++++ 提供文章 ++++
ジェネレーティブAI市場、激化する競争
ChatGPTの登場で火がついたジェネレーティブAIトレンド。Gand View Reseachのレポート(2023年5月)によると、ジェネレーティブ市場は今後年平均35.6%で拡大し、2030年には1093億ドルに達する見込みだ。
同市場においては現在、OpenAIが開発したChatGPTの認知が高く、利用者も多い状況だが、競合企業による追い上げもあり、すでに競争激化の様相となっている。
ChatGPTの対抗馬としてまず挙げられるのはグーグルが展開するAIチャットサービス「Bard」だろう。最近、大規模言語モデルをより効率的かつ精度が高い「Palm2」にシフトしたことで、Bardのパフォーマンスも大幅に改善されたことが報告されている。
さらに、グーグルではOpenAIに対抗するため、社内のAI開発部門であるGoogle Brainとアルファベット傘下のAI企業ディープマインドを統合し、新ユニット「グーグル・ディープマインド」を結成、ジェネレーティブAI開発をさらに加速させようとしている。
++++ 提供資料 ++++
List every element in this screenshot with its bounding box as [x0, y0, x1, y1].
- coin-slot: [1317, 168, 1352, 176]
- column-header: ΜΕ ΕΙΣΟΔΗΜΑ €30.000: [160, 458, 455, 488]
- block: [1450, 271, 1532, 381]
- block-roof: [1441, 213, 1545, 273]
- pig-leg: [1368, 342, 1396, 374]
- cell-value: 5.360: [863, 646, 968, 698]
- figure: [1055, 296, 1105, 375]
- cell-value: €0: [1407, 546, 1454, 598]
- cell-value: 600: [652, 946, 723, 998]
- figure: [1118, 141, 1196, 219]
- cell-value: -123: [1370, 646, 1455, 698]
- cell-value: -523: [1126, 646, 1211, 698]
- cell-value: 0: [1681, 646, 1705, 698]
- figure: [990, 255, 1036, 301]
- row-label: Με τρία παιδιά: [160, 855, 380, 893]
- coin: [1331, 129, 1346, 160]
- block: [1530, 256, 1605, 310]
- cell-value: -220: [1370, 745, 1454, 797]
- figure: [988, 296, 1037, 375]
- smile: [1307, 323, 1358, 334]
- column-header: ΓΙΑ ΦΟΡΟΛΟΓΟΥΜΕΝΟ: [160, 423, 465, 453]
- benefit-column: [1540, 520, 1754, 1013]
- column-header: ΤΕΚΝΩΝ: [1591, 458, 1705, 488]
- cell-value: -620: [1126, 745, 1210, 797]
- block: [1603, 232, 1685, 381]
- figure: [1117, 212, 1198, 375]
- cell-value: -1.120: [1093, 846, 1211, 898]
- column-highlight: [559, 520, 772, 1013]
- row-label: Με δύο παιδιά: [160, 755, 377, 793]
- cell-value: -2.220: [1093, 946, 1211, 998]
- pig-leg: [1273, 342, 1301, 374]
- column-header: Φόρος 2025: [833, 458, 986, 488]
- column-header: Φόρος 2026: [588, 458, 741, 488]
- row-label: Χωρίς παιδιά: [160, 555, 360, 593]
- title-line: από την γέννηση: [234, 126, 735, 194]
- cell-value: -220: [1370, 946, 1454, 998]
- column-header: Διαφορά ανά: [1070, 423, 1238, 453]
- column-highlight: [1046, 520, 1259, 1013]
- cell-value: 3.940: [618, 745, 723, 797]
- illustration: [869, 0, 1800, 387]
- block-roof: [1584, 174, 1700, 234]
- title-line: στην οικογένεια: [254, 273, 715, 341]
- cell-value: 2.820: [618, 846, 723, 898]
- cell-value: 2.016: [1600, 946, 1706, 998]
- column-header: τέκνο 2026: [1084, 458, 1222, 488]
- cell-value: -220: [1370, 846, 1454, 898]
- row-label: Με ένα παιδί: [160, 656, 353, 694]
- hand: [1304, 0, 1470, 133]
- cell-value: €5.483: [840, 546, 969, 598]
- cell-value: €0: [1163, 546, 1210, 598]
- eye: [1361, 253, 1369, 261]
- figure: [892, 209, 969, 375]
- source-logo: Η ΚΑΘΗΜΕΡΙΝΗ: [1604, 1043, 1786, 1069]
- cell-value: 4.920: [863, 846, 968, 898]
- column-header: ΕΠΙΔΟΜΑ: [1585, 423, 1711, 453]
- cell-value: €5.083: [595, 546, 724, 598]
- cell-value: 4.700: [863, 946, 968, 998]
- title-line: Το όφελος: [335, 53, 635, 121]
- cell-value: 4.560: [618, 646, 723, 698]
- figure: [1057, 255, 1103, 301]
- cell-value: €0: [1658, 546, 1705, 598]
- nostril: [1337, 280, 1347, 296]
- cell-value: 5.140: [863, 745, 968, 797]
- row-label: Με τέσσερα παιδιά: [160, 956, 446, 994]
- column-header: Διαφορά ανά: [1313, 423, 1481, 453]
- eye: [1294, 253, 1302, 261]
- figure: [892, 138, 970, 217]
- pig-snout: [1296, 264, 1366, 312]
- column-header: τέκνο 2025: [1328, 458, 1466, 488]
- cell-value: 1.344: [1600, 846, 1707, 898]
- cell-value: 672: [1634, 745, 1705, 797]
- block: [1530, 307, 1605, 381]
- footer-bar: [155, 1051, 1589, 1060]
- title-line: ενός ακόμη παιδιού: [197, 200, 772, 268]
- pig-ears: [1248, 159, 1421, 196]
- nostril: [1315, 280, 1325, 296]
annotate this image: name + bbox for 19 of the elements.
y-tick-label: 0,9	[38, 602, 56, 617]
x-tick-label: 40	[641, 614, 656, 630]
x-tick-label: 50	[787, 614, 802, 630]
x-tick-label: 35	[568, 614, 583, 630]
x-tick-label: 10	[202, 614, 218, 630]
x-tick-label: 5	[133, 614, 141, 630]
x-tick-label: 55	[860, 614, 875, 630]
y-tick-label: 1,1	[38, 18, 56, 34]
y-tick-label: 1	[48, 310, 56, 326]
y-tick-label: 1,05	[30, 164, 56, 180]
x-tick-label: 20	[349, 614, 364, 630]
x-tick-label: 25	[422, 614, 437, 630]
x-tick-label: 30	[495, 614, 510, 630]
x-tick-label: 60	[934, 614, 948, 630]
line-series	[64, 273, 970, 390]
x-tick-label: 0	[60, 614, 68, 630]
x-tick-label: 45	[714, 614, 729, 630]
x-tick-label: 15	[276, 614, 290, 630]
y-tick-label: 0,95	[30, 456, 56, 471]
++++
- [作業課題 A]
ジェネレーティブAI市場の文章によると、グーグルがGoogle Brainとディープマインドを統合して結成した新ユニットの名称は何か。
- [作業課題 B]
ジェネレーティブAI市場の文章のうち、「ジェネレーティブAI市場、激化する競争」から「らに加速させようとしている。」までを、両端の語句も含めて一字一句そのまま書き写してください。

- [解答 A]
新ユニットの名称は「グーグル・ディープマインド」です。

- [解答 B]
ジェネレーティブAI市場、激化する競争
ChatGPTの登場で火がついたジェネレーティブAIトレンド。Gand View Reseachのレポート(2023年5月)によると、ジェネレーティブ市場は今後年平均35.6%で拡大し、2030年には1093億ドルに達する見込みだ。
同市場においては現在、OpenAIが開発したChatGPTの認知が高く、利用者も多い状況だが、競合企業による追い上げもあり、すでに競争激化の様相となっている。
ChatGPTの対抗馬としてまず挙げられるのはグーグルが展開するAIチャットサービス「Bard」だろう。最近、大規模言語モデルをより効率的かつ精度が高い「Palm2」にシフトしたことで、Bardのパフォーマンスも大幅に改善されたことが報告されている。
さらに、グーグルではOpenAIに対抗するため、社内のAI開発部門であるGoogle Brainとアルファベット傘下のAI企業ディープマインドを統合し、新ユニット「グーグル・ディープマインド」を結成、ジェネレーティブAI開発をさらに加速させようとしている。